━━ Data for this task
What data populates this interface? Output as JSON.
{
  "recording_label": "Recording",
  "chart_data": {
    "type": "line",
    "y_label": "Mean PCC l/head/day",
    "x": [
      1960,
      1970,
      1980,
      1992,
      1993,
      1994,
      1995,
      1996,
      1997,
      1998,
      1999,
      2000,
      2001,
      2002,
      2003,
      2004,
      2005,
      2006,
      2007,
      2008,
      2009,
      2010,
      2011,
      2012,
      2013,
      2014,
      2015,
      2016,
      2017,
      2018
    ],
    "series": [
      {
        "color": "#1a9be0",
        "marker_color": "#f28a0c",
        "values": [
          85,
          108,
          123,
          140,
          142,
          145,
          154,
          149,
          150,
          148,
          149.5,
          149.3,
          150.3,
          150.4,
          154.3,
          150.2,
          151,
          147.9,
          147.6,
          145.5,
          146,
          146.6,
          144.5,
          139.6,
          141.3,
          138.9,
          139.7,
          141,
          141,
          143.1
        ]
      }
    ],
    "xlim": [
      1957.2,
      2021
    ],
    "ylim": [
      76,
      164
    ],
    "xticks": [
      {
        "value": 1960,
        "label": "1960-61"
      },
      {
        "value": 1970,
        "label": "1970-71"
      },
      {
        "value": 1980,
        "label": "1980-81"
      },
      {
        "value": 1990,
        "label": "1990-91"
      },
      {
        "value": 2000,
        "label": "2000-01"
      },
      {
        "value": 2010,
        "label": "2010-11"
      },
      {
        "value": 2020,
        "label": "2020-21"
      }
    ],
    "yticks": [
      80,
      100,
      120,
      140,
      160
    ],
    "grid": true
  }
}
━━━━
**Given problem**
Output the complete data exactly as written.

**Result**
What data populates this interface? Output as JSON.
{
  "recording_label": "Recording",
  "chart_data": {
    "type": "line",
    "y_label": "Mean PCC l/head/day",
    "x": [
      1960,
      1970,
      1980,
      1992,
      1993,
      1994,
      1995,
      1996,
      1997,
      1998,
      1999,
      2000,
      2001,
      2002,
      2003,
      2004,
      2005,
      2006,
      2007,
      2008,
      2009,
      2010,
      2011,
      2012,
      2013,
      2014,
      2015,
      2016,
      2017,
      2018
    ],
    "series": [
      {
        "color": "#1a9be0",
        "marker_color": "#f28a0c",
        "values": [
          85,
          108,
          123,
          140,
          142,
          145,
          154,
          149,
          150,
          148,
          149.5,
          149.3,
          150.3,
          150.4,
          154.3,
          150.2,
          151,
          147.9,
          147.6,
          145.5,
          146,
          146.6,
          144.5,
          139.6,
          141.3,
          138.9,
          139.7,
          141,
          141,
          143.1
        ]
      }
    ],
    "xlim": [
      1957.2,
      2021
    ],
    "ylim": [
      76,
      164
    ],
    "xticks": [
      {
        "value": 1960,
        "label": "1960-61"
      },
      {
        "value": 1970,
        "label": "1970-71"
      },
      {
        "value": 1980,
        "label": "1980-81"
      },
      {
        "value": 1990,
        "label": "1990-91"
      },
      {
        "value": 2000,
        "label": "2000-01"
      },
      {
        "value": 2010,
        "label": "2010-11"
      },
      {
        "value": 2020,
        "label": "2020-21"
      }
    ],
    "yticks": [
      80,
      100,
      120,
      140,
      160
    ],
    "grid": true
  }
}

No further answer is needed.